Hungary and its capital Budapest are preparing for a full reopening soon, and in the meantime Ovation Hungary DMC would like to spice up life for all our stakeholders.  With a little bit more time on our hands we will initiate the ”Goulash Soup Challenge”. With this challenge we would like to teach you all how to make the traditional Hungarian Goulash soup!

 

The challenge is a competition: please send photos or recorded videos while you are cooking your Goulash Soup. Send the footage by clicking here: The Challenge . The most creative/funny images and/or videos will be awarded with local Hungarian prizes!

 

Please find the recipe below. Good luck!

Page element annotations

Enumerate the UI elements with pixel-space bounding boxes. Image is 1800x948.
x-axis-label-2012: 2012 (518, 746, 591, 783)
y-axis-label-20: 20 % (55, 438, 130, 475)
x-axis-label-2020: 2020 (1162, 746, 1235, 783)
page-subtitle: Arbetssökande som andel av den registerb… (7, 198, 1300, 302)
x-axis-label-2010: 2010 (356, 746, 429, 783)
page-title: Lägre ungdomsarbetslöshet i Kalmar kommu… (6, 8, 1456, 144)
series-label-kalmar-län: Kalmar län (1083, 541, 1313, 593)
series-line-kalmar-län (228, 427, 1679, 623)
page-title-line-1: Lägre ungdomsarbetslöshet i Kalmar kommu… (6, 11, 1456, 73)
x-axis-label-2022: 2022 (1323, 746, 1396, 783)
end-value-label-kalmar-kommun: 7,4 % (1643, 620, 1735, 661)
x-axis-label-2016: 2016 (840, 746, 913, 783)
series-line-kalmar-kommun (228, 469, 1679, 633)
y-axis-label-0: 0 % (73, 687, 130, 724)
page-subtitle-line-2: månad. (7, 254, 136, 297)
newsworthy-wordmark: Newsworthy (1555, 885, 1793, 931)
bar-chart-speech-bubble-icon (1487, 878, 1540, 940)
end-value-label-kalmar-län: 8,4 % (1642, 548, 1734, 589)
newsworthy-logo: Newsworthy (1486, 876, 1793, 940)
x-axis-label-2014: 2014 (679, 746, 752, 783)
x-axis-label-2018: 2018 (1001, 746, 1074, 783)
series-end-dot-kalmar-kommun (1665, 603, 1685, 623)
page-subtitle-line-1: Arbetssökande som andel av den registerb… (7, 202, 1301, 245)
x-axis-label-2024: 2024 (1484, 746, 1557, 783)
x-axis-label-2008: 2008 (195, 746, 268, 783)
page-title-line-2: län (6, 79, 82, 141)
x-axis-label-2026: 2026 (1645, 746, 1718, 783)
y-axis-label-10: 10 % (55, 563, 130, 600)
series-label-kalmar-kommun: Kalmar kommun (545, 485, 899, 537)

Brief 1: Repeat the Goulash Soup Challenge announcement from "Hungary and its" up to and including "Hungarian Goulash soup!".
Brief 2: Decide whether each statement agrees with the Goulash Soup Challenge announcement, and support each yes or no with the deciding words quoted from it: (a) Participants are asked to send photos or recorded videos while cooking their soup. (b) Budapest has already fully reopened. (c) The prizes for the most creative or funny entries are local Hungarian prizes.
These rows come from a different source than the Goulash Soup Challenge announcement.

Exercise solution 1:
Hungary and its capital Budapest are preparing for a full reopening soon, and in the meantime Ovation Hungary DMC would like to spice up life for all our stakeholders.  With a little bit more time on our hands we will initiate the ”Goulash Soup Challenge”. With this challenge we would like to teach you all how to make the traditional Hungarian Goulash soup!

Exercise solution 2:
(a) Yes: "please send photos or recorded videos while you are cooking your Goulash Soup"
(b) No: "Hungary and its capital Budapest are preparing for a full reopening soon"
(c) Yes: "The most creative/funny images and/or videos will be awarded with local Hungarian prizes!"